#### Directions for this task:
Only the lines from the one with "Parse this screenshot: output" through the final line should be given again, exactly as they appear, minus the pictures.

---------- The data

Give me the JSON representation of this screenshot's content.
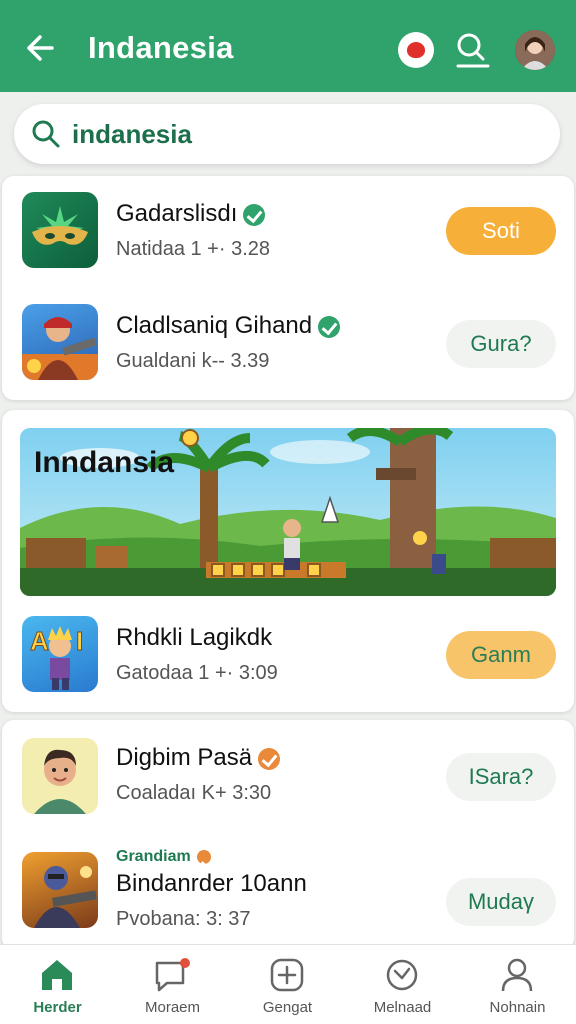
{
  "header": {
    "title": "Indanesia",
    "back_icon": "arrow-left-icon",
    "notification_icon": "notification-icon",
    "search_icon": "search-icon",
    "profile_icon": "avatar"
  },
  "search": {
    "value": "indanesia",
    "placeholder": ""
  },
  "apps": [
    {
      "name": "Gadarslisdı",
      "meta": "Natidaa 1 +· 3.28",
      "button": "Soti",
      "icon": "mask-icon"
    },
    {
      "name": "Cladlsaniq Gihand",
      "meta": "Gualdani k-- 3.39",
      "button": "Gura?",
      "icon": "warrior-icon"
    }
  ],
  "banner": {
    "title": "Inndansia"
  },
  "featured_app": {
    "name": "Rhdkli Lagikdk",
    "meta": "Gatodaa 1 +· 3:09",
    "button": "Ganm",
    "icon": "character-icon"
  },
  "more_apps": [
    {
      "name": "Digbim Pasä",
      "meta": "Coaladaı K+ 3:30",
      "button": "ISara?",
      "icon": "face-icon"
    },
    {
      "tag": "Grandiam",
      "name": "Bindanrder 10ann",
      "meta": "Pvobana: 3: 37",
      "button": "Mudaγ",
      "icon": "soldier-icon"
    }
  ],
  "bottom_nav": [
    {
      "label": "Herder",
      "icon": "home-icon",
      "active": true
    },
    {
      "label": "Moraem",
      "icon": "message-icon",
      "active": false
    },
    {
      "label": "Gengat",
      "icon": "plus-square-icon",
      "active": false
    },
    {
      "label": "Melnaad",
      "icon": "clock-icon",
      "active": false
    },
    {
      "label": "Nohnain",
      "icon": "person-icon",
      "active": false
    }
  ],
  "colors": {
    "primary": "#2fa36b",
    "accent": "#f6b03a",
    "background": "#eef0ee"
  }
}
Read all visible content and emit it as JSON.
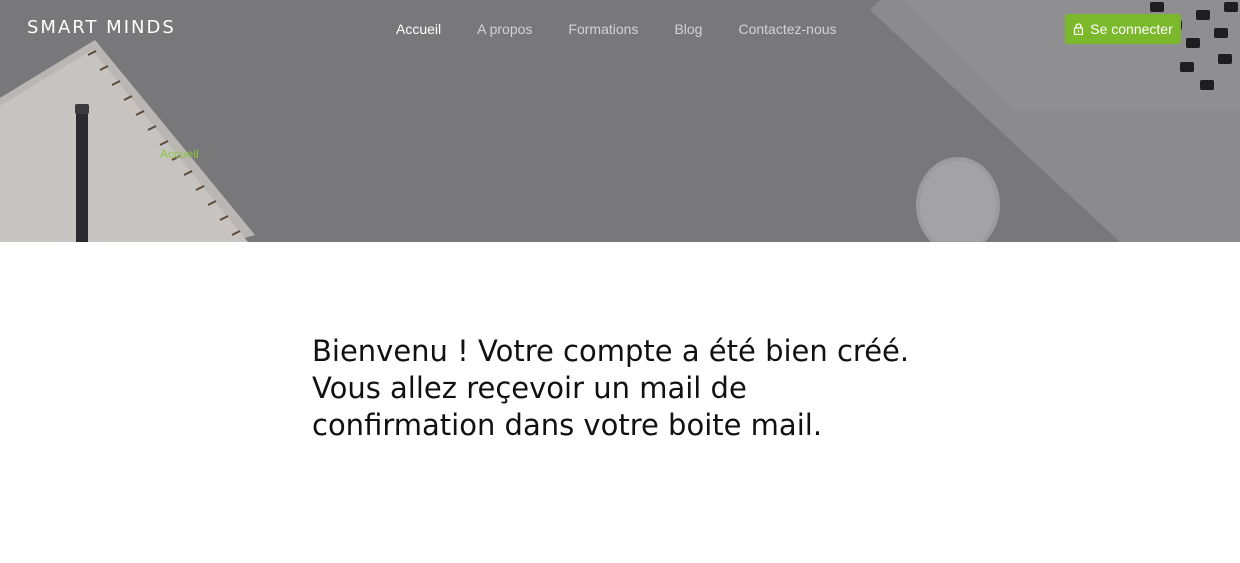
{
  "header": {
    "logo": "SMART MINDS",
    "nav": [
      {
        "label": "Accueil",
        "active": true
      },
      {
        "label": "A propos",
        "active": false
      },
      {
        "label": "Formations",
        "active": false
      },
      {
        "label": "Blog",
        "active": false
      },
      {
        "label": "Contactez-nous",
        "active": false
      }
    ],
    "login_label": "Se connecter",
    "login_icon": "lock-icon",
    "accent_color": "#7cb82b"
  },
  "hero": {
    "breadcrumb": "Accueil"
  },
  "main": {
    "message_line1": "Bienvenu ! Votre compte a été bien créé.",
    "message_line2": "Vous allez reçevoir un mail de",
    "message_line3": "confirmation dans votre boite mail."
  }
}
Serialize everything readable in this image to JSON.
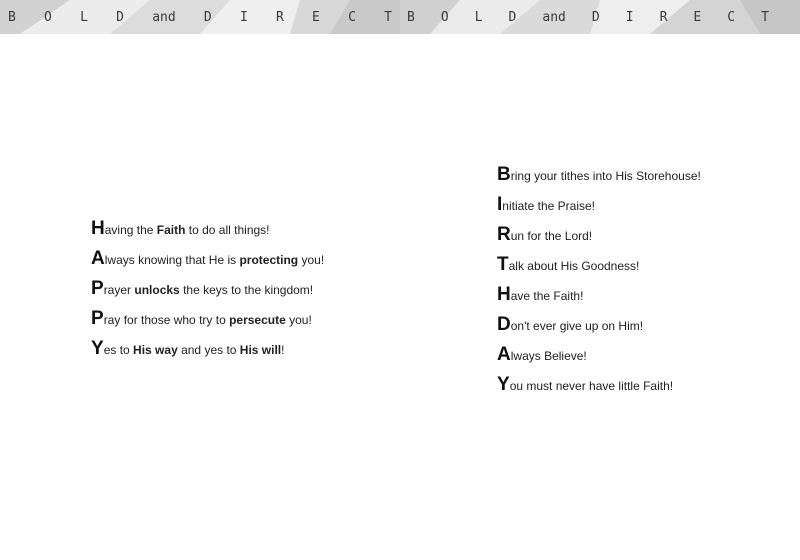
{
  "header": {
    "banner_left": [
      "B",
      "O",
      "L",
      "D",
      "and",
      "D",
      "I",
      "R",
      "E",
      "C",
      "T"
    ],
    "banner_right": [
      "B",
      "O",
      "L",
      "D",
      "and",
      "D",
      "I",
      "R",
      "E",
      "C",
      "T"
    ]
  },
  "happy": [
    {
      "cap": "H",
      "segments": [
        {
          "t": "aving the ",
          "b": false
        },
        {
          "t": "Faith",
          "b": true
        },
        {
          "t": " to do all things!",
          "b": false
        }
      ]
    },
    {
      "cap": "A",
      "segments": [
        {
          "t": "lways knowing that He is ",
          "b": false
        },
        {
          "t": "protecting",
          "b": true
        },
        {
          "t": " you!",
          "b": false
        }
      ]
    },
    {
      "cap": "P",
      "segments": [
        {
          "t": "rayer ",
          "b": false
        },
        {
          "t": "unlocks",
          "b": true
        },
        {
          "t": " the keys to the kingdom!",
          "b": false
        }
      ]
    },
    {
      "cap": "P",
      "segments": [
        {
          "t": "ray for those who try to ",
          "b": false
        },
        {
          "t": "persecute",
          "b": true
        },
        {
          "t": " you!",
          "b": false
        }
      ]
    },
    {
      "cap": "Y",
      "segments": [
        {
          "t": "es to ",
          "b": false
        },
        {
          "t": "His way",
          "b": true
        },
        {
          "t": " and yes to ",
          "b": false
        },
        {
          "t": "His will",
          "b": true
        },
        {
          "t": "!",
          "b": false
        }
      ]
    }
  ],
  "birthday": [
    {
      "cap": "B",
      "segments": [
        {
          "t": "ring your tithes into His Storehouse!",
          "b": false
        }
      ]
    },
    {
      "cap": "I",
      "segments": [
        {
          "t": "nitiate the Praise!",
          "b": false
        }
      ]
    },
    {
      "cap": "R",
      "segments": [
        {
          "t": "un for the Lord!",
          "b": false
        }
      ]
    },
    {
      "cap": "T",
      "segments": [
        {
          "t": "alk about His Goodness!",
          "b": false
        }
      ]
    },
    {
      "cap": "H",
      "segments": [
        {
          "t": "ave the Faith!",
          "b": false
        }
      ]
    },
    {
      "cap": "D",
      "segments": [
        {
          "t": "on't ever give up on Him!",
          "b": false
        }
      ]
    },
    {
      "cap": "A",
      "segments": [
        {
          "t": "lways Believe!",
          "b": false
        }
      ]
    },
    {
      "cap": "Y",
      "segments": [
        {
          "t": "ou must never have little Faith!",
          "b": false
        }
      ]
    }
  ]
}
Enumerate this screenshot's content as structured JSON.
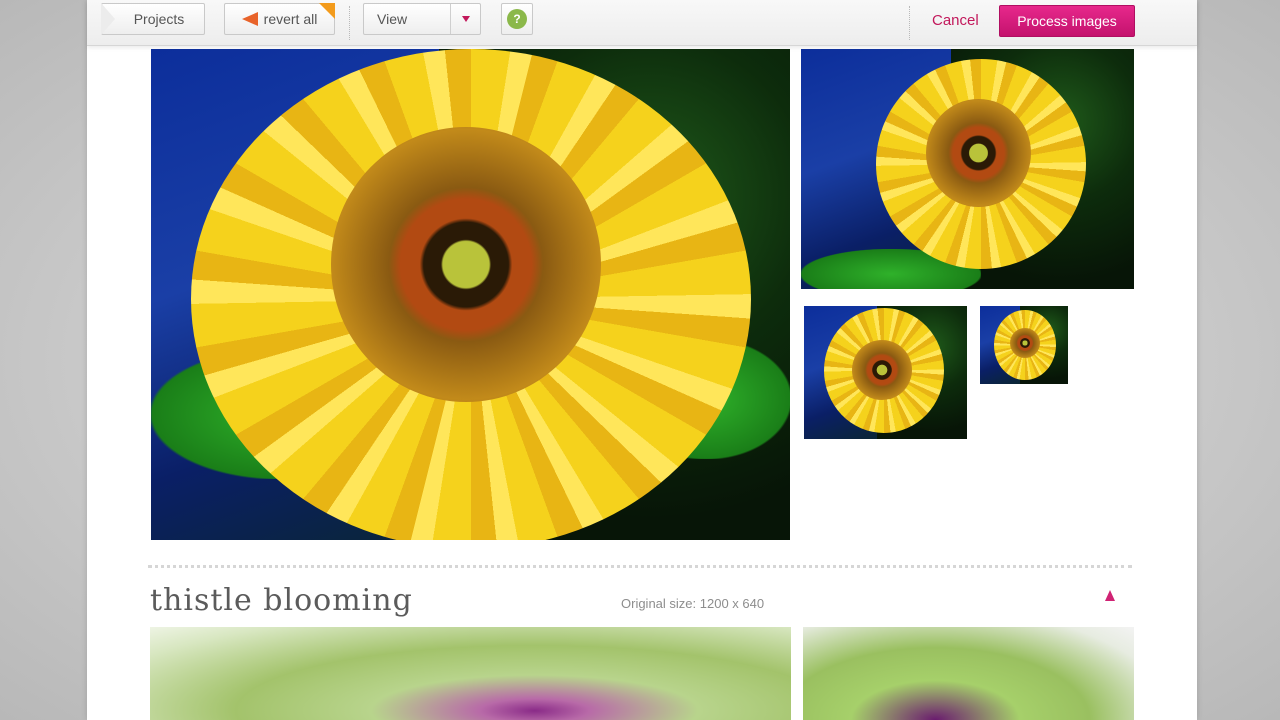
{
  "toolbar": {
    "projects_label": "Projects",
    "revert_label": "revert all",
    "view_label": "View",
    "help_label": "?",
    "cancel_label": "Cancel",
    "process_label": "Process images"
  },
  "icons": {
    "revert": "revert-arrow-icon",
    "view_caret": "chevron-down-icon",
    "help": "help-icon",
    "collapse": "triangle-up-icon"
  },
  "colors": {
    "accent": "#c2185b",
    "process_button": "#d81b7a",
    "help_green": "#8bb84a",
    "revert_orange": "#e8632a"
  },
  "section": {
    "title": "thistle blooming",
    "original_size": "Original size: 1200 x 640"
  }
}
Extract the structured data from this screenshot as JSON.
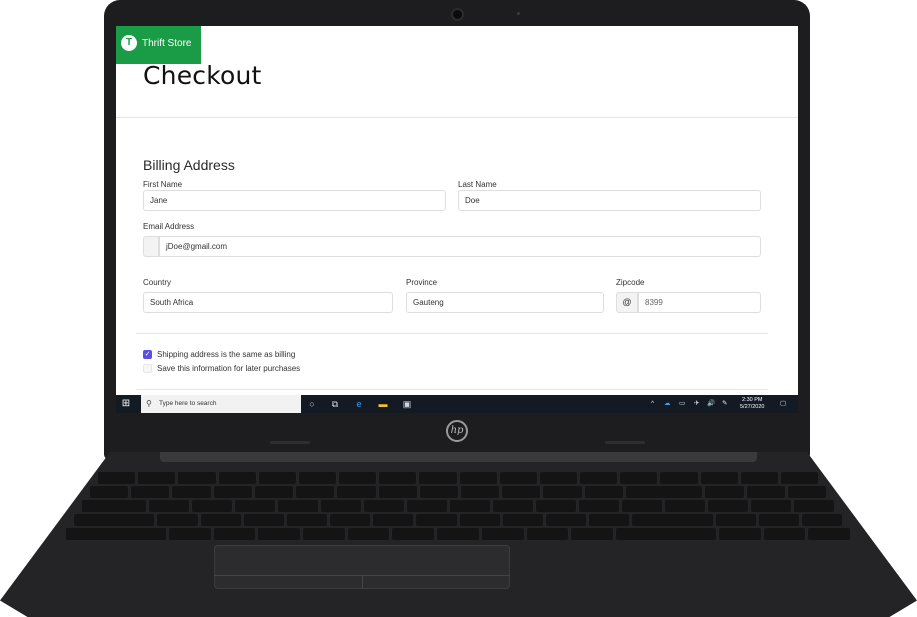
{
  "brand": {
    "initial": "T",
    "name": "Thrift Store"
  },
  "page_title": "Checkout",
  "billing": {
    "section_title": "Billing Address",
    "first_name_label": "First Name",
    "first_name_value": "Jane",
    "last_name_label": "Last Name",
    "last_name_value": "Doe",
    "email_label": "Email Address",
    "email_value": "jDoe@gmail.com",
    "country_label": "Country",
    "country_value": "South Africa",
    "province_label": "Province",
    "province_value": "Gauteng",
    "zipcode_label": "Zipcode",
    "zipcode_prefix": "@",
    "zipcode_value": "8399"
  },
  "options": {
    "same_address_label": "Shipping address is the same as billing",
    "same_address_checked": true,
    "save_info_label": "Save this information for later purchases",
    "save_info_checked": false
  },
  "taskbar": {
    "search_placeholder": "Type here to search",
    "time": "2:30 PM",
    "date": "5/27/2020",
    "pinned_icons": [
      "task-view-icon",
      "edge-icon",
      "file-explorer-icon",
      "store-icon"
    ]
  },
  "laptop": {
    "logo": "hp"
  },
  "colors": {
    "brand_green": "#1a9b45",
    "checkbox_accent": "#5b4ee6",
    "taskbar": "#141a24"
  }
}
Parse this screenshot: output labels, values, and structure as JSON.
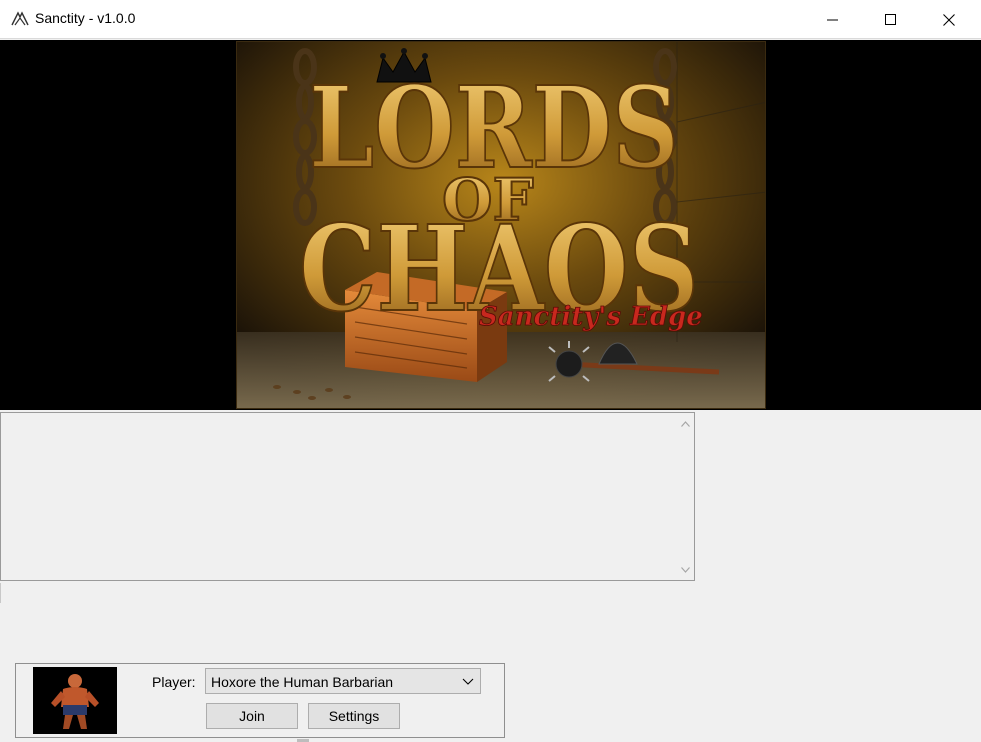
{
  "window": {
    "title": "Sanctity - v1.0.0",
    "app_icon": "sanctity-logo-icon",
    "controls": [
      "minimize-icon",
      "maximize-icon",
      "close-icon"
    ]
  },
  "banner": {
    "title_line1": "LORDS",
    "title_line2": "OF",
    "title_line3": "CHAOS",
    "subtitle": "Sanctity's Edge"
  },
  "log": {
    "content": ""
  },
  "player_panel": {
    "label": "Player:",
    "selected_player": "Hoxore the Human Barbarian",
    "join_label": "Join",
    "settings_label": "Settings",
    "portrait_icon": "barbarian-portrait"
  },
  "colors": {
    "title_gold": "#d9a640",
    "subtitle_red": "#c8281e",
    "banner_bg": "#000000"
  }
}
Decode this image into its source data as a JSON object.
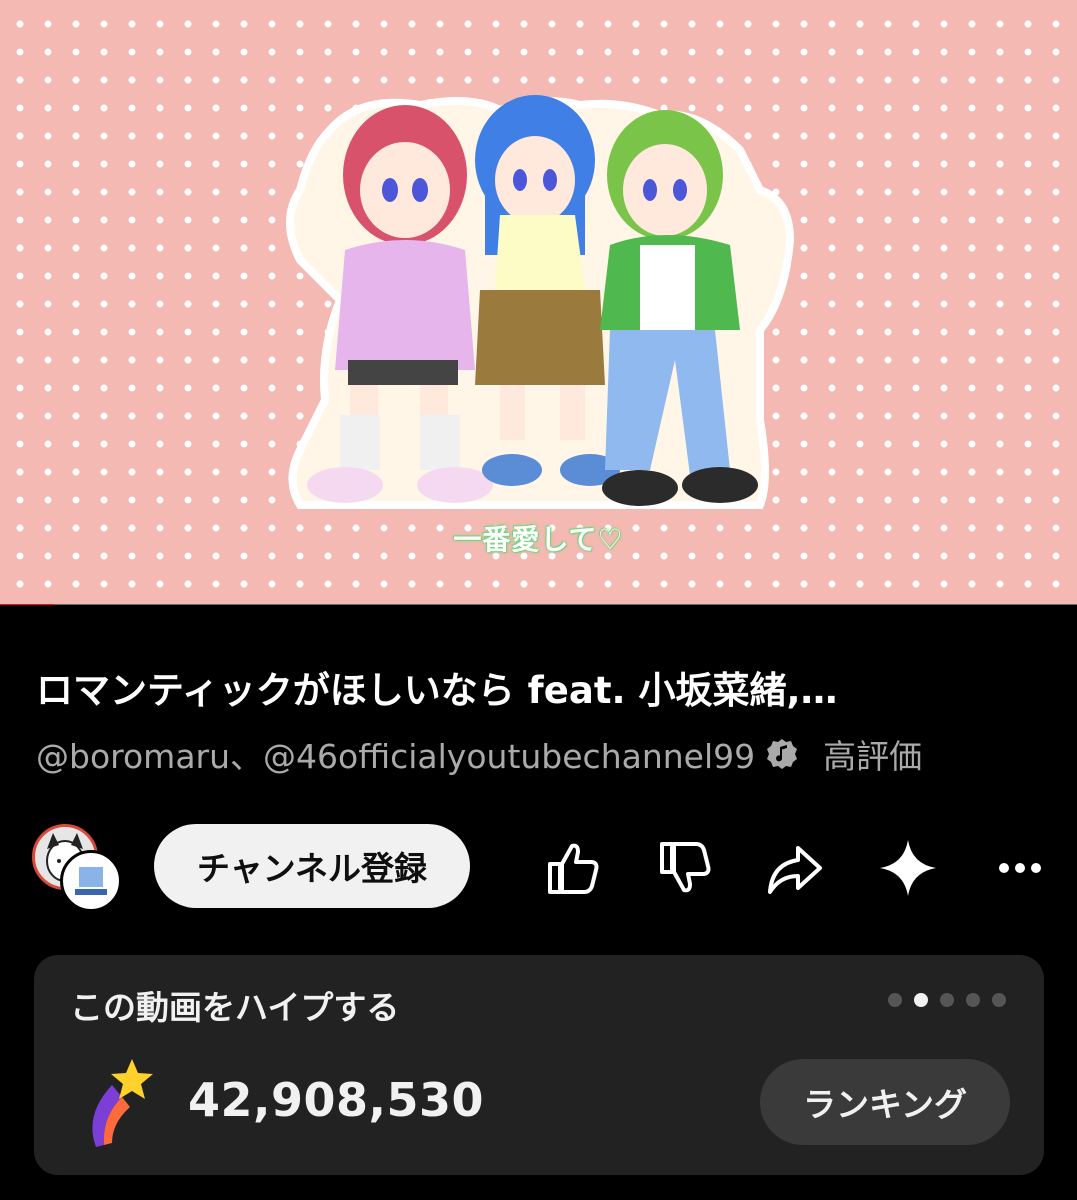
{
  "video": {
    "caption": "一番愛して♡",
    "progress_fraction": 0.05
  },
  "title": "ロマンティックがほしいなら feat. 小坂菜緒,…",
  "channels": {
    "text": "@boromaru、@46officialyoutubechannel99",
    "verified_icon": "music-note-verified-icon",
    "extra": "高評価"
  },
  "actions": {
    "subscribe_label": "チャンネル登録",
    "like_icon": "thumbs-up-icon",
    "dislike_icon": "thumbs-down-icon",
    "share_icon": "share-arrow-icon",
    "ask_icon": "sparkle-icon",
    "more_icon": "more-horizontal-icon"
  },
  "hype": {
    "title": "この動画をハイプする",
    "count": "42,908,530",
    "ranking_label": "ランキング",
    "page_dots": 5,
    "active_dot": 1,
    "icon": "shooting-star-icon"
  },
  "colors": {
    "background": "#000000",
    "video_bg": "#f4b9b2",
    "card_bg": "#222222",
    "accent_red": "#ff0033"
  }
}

--------------------

#### Answer for this exercise:
Parse this screenshot: output labels, values, and structure as JSON.
{
  "window": {
    "title": "Sanctity - v1.0.0",
    "app_icon": "sanctity-logo-icon",
    "controls": [
      "minimize-icon",
      "maximize-icon",
      "close-icon"
    ]
  },
  "banner": {
    "title_line1": "LORDS",
    "title_line2": "OF",
    "title_line3": "CHAOS",
    "subtitle": "Sanctity's Edge"
  },
  "log": {
    "content": ""
  },
  "player_panel": {
    "label": "Player:",
    "selected_player": "Hoxore the Human Barbarian",
    "join_label": "Join",
    "settings_label": "Settings",
    "portrait_icon": "barbarian-portrait"
  },
  "colors": {
    "title_gold": "#d9a640",
    "subtitle_red": "#c8281e",
    "banner_bg": "#000000"
  }
}
Decode this image into its source data as a JSON object.
{
  "video": {
    "caption": "一番愛して♡",
    "progress_fraction": 0.05
  },
  "title": "ロマンティックがほしいなら feat. 小坂菜緒,…",
  "channels": {
    "text": "@boromaru、@46officialyoutubechannel99",
    "verified_icon": "music-note-verified-icon",
    "extra": "高評価"
  },
  "actions": {
    "subscribe_label": "チャンネル登録",
    "like_icon": "thumbs-up-icon",
    "dislike_icon": "thumbs-down-icon",
    "share_icon": "share-arrow-icon",
    "ask_icon": "sparkle-icon",
    "more_icon": "more-horizontal-icon"
  },
  "hype": {
    "title": "この動画をハイプする",
    "count": "42,908,530",
    "ranking_label": "ランキング",
    "page_dots": 5,
    "active_dot": 1,
    "icon": "shooting-star-icon"
  },
  "colors": {
    "background": "#000000",
    "video_bg": "#f4b9b2",
    "card_bg": "#222222",
    "accent_red": "#ff0033"
  }
}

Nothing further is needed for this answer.